## The input

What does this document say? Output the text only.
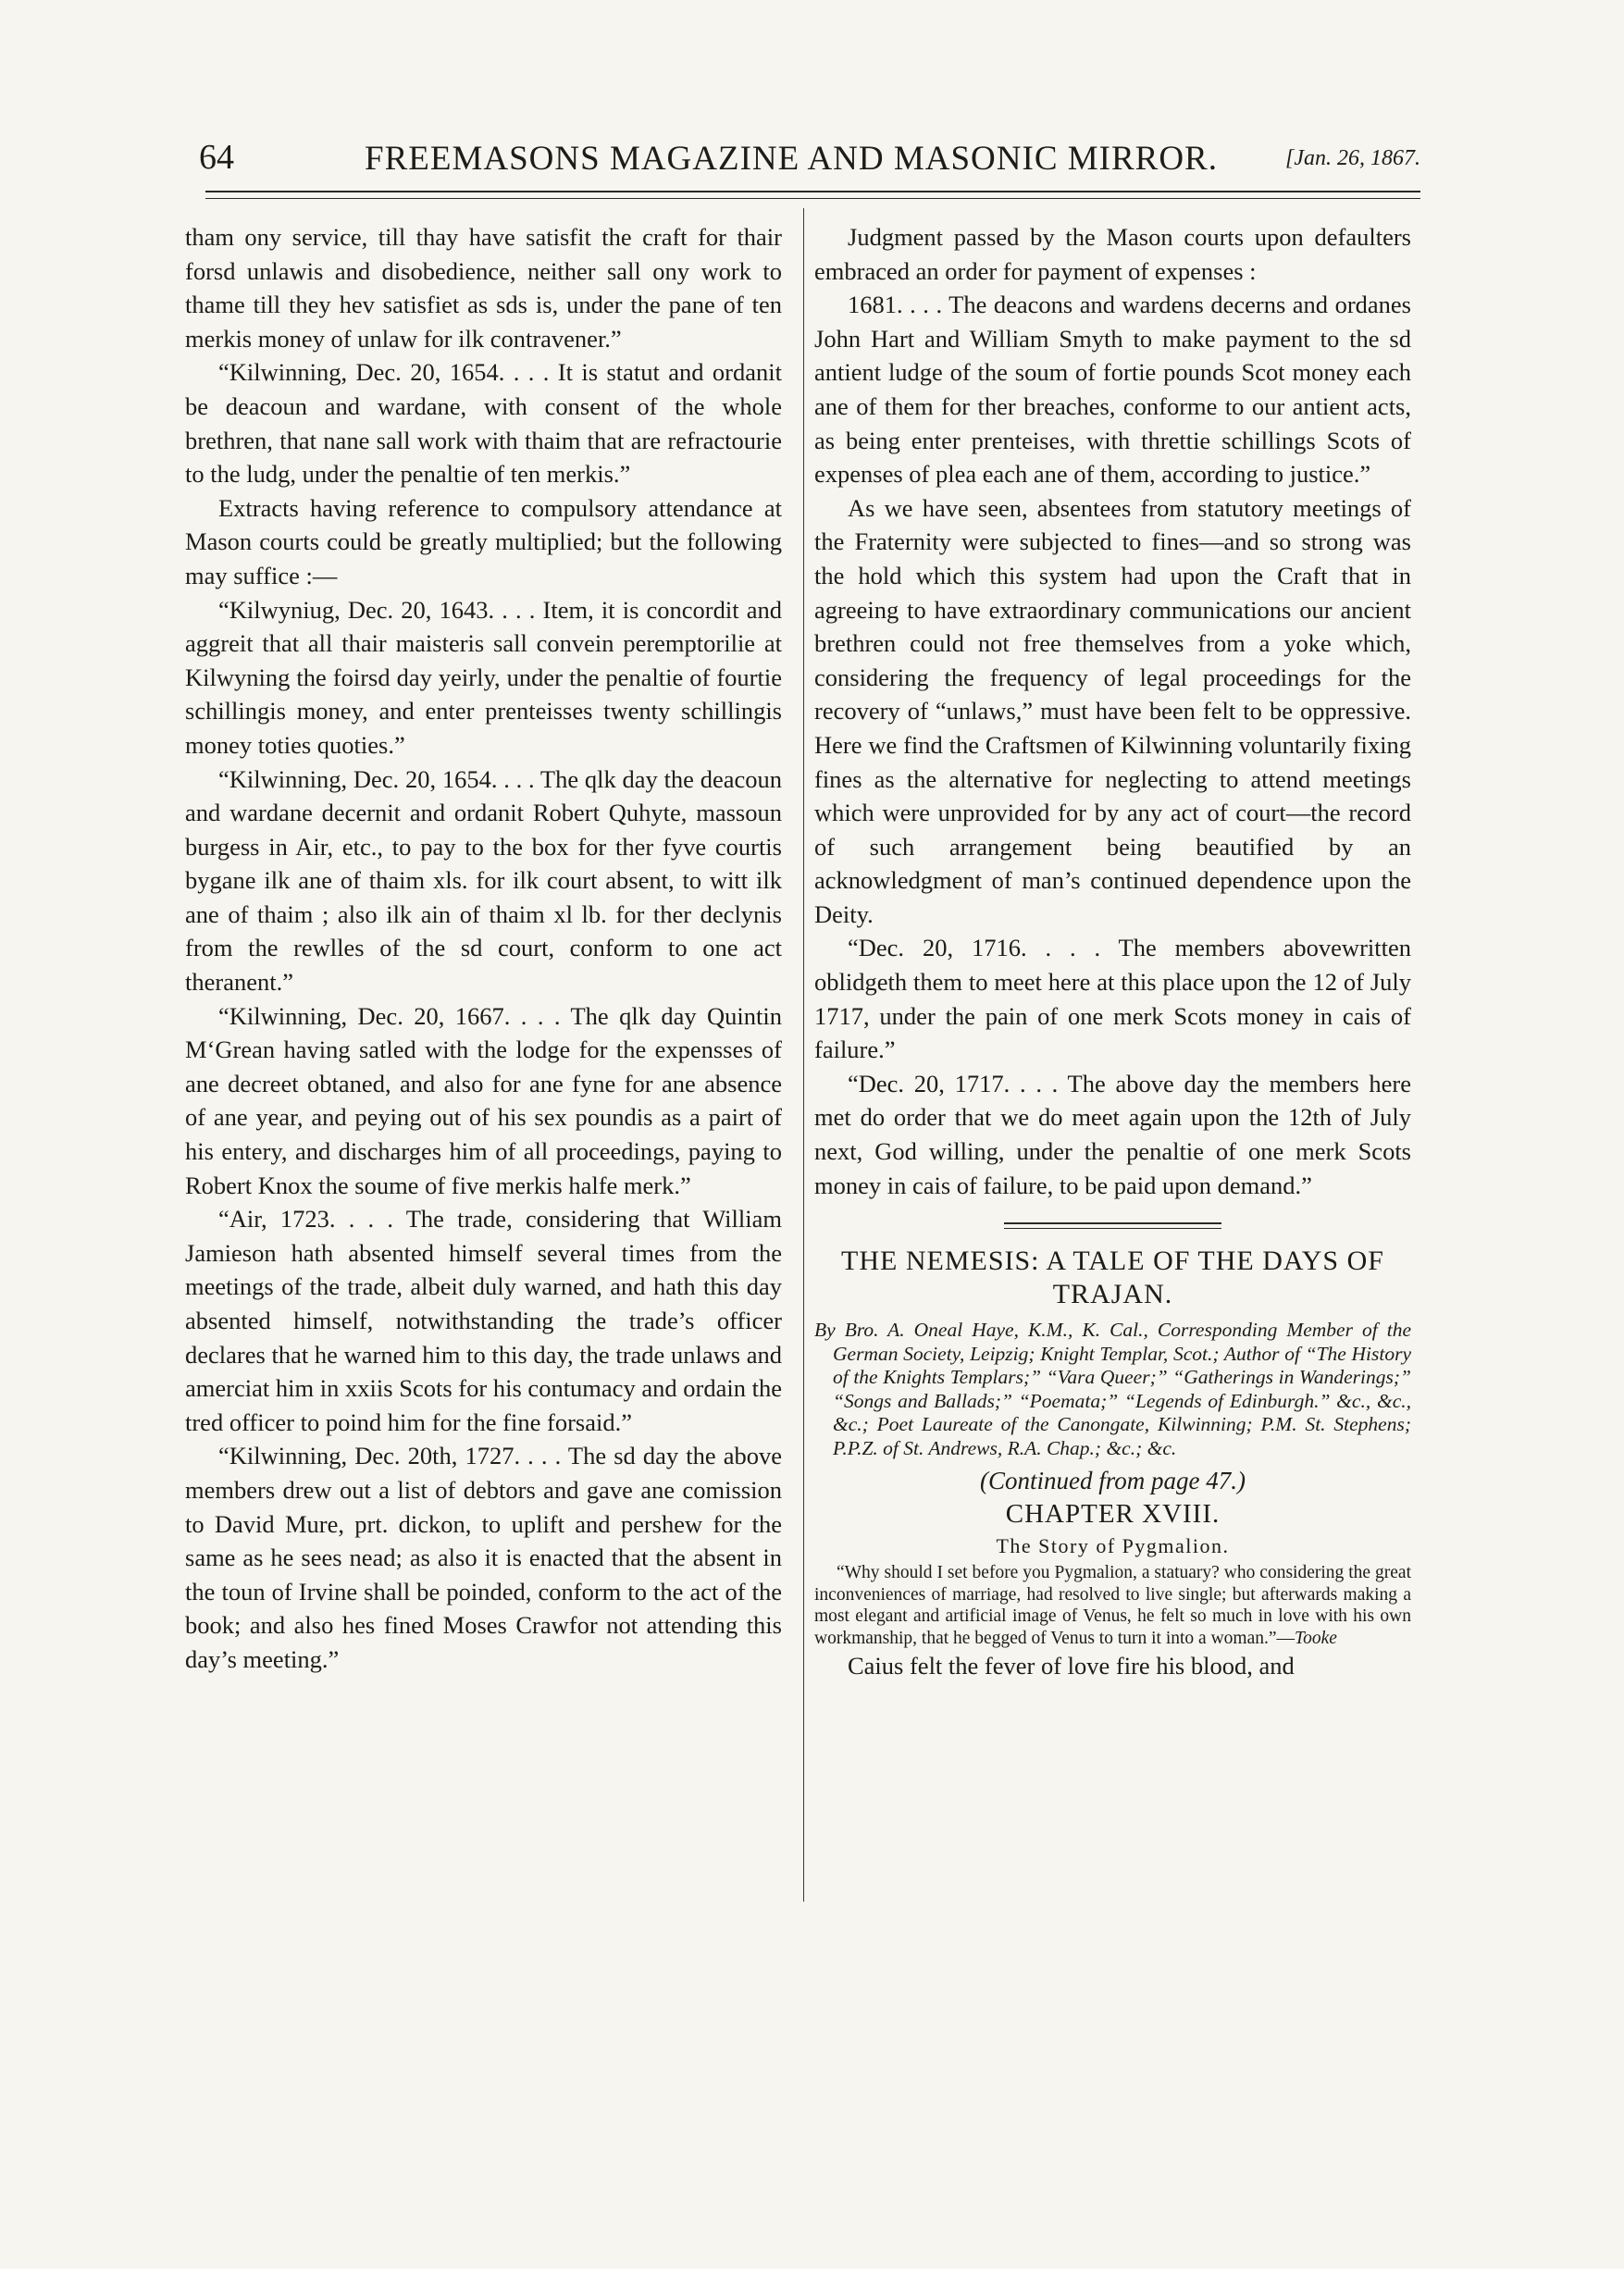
64	FREEMASONS MAGAZINE AND MASONIC MIRROR.	[Jan. 26, 1867.

tham ony service, till thay have satisfit the craft for thair forsd unlawis and disobedience, neither sall ony work to thame till they hev satisfiet as sds is, under the pane of ten merkis money of unlaw for ilk contravener.”

“Kilwinning, Dec. 20, 1654. . . . It is statut and ordanit be deacoun and wardane, with consent of the whole brethren, that nane sall work with thaim that are refractourie to the ludg, under the penaltie of ten merkis.”

Extracts having reference to compulsory attendance at Mason courts could be greatly multiplied; but the following may suffice :—

“Kilwyniug, Dec. 20, 1643. . . . Item, it is concordit and aggreit that all thair maisteris sall convein peremptorilie at Kilwyning the foirsd day yeirly, under the penaltie of fourtie schillingis money, and enter prenteisses twenty schillingis money toties quoties.”

“Kilwinning, Dec. 20, 1654. . . . The qlk day the deacoun and wardane decernit and ordanit Robert Quhyte, massoun burgess in Air, etc., to pay to the box for ther fyve courtis bygane ilk ane of thaim xls. for ilk court absent, to witt ilk ane of thaim ; also ilk ain of thaim xl lb. for ther declynis from the rewlles of the sd court, conform to one act theranent.”

“Kilwinning, Dec. 20, 1667. . . . The qlk day Quintin M‘Grean having satled with the lodge for the expensses of ane decreet obtaned, and also for ane fyne for ane absence of ane year, and peying out of his sex poundis as a pairt of his entery, and discharges him of all proceedings, paying to Robert Knox the soume of five merkis halfe merk.”

“Air, 1723. . . . The trade, considering that William Jamieson hath absented himself several times from the meetings of the trade, albeit duly warned, and hath this day absented himself, notwithstanding the trade’s officer declares that he warned him to this day, the trade unlaws and amerciat him in xxiis Scots for his contumacy and ordain the tred officer to poind him for the fine forsaid.”

“Kilwinning, Dec. 20th, 1727. . . . The sd day the above members drew out a list of debtors and gave ane comission to David Mure, prt. dickon, to uplift and pershew for the same as he sees nead; as also it is enacted that the absent in the toun of Irvine shall be poinded, conform to the act of the book; and also hes fined Moses Crawfor not attending this day’s meeting.”

Judgment passed by the Mason courts upon defaulters embraced an order for payment of expenses :

1681. . . . The deacons and wardens decerns and ordanes John Hart and William Smyth to make payment to the sd antient ludge of the soum of fortie pounds Scot money each ane of them for ther breaches, conforme to our antient acts, as being enter prenteises, with threttie schillings Scots of expenses of plea each ane of them, according to justice.”

As we have seen, absentees from statutory meetings of the Fraternity were subjected to fines—and so strong was the hold which this system had upon the Craft that in agreeing to have extraordinary communications our ancient brethren could not free themselves from a yoke which, considering the frequency of legal proceedings for the recovery of “unlaws,” must have been felt to be oppressive. Here we find the Craftsmen of Kilwinning voluntarily fixing fines as the alternative for neglecting to attend meetings which were unprovided for by any act of court—the record of such arrangement being beautified by an acknowledgment of man’s continued dependence upon the Deity.

“Dec. 20, 1716. . . . The members abovewritten oblidgeth them to meet here at this place upon the 12 of July 1717, under the pain of one merk Scots money in cais of failure.”

“Dec. 20, 1717. . . . The above day the members here met do order that we do meet again upon the 12th of July next, God willing, under the penaltie of one merk Scots money in cais of failure, to be paid upon demand.”

THE NEMESIS: A TALE OF THE DAYS OF TRAJAN.
By Bro. A. Oneal Haye, K.M., K. Cal., Corresponding Member of the German Society, Leipzig; Knight Templar, Scot.; Author of “The History of the Knights Templars;” “Vara Queer;” “Gatherings in Wanderings;” “Songs and Ballads;” “Poemata;” “Legends of Edinburgh.” &c., &c., &c.; Poet Laureate of the Canongate, Kilwinning; P.M. St. Stephens; P.P.Z. of St. Andrews, R.A. Chap.; &c.; &c.
(Continued from page 47.)
CHAPTER XVIII.
The Story of Pygmalion.

“Why should I set before you Pygmalion, a statuary? who considering the great inconveniences of marriage, had resolved to live single; but afterwards making a most elegant and artificial image of Venus, he felt so much in love with his own workmanship, that he begged of Venus to turn it into a woman.”—Tooke

Caius felt the fever of love fire his blood, and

## Task directions
Each line above is to be copied verbatim. Drop any image from the copy.

## Task solution
What does this document say? Output the text only.
64	FREEMASONS MAGAZINE AND MASONIC MIRROR.	[Jan. 26, 1867.

tham ony service, till thay have satisfit the craft for thair forsd unlawis and disobedience, neither sall ony work to thame till they hev satisfiet as sds is, under the pane of ten merkis money of unlaw for ilk contravener.”

“Kilwinning, Dec. 20, 1654. . . . It is statut and ordanit be deacoun and wardane, with consent of the whole brethren, that nane sall work with thaim that are refractourie to the ludg, under the penaltie of ten merkis.”

Extracts having reference to compulsory attendance at Mason courts could be greatly multiplied; but the following may suffice :—

“Kilwyniug, Dec. 20, 1643. . . . Item, it is concordit and aggreit that all thair maisteris sall convein peremptorilie at Kilwyning the foirsd day yeirly, under the penaltie of fourtie schillingis money, and enter prenteisses twenty schillingis money toties quoties.”

“Kilwinning, Dec. 20, 1654. . . . The qlk day the deacoun and wardane decernit and ordanit Robert Quhyte, massoun burgess in Air, etc., to pay to the box for ther fyve courtis bygane ilk ane of thaim xls. for ilk court absent, to witt ilk ane of thaim ; also ilk ain of thaim xl lb. for ther declynis from the rewlles of the sd court, conform to one act theranent.”

“Kilwinning, Dec. 20, 1667. . . . The qlk day Quintin M‘Grean having satled with the lodge for the expensses of ane decreet obtaned, and also for ane fyne for ane absence of ane year, and peying out of his sex poundis as a pairt of his entery, and discharges him of all proceedings, paying to Robert Knox the soume of five merkis halfe merk.”

“Air, 1723. . . . The trade, considering that William Jamieson hath absented himself several times from the meetings of the trade, albeit duly warned, and hath this day absented himself, notwithstanding the trade’s officer declares that he warned him to this day, the trade unlaws and amerciat him in xxiis Scots for his contumacy and ordain the tred officer to poind him for the fine forsaid.”

“Kilwinning, Dec. 20th, 1727. . . . The sd day the above members drew out a list of debtors and gave ane comission to David Mure, prt. dickon, to uplift and pershew for the same as he sees nead; as also it is enacted that the absent in the toun of Irvine shall be poinded, conform to the act of the book; and also hes fined Moses Crawfor not attending this day’s meeting.”

Judgment passed by the Mason courts upon defaulters embraced an order for payment of expenses :

1681. . . . The deacons and wardens decerns and ordanes John Hart and William Smyth to make payment to the sd antient ludge of the soum of fortie pounds Scot money each ane of them for ther breaches, conforme to our antient acts, as being enter prenteises, with threttie schillings Scots of expenses of plea each ane of them, according to justice.”

As we have seen, absentees from statutory meetings of the Fraternity were subjected to fines—and so strong was the hold which this system had upon the Craft that in agreeing to have extraordinary communications our ancient brethren could not free themselves from a yoke which, considering the frequency of legal proceedings for the recovery of “unlaws,” must have been felt to be oppressive. Here we find the Craftsmen of Kilwinning voluntarily fixing fines as the alternative for neglecting to attend meetings which were unprovided for by any act of court—the record of such arrangement being beautified by an acknowledgment of man’s continued dependence upon the Deity.

“Dec. 20, 1716. . . . The members abovewritten oblidgeth them to meet here at this place upon the 12 of July 1717, under the pain of one merk Scots money in cais of failure.”

“Dec. 20, 1717. . . . The above day the members here met do order that we do meet again upon the 12th of July next, God willing, under the penaltie of one merk Scots money in cais of failure, to be paid upon demand.”

THE NEMESIS: A TALE OF THE DAYS OF TRAJAN.
By Bro. A. Oneal Haye, K.M., K. Cal., Corresponding Member of the German Society, Leipzig; Knight Templar, Scot.; Author of “The History of the Knights Templars;” “Vara Queer;” “Gatherings in Wanderings;” “Songs and Ballads;” “Poemata;” “Legends of Edinburgh.” &c., &c., &c.; Poet Laureate of the Canongate, Kilwinning; P.M. St. Stephens; P.P.Z. of St. Andrews, R.A. Chap.; &c.; &c.
(Continued from page 47.)
CHAPTER XVIII.
The Story of Pygmalion.

“Why should I set before you Pygmalion, a statuary? who considering the great inconveniences of marriage, had resolved to live single; but afterwards making a most elegant and artificial image of Venus, he felt so much in love with his own workmanship, that he begged of Venus to turn it into a woman.”—Tooke

Caius felt the fever of love fire his blood, and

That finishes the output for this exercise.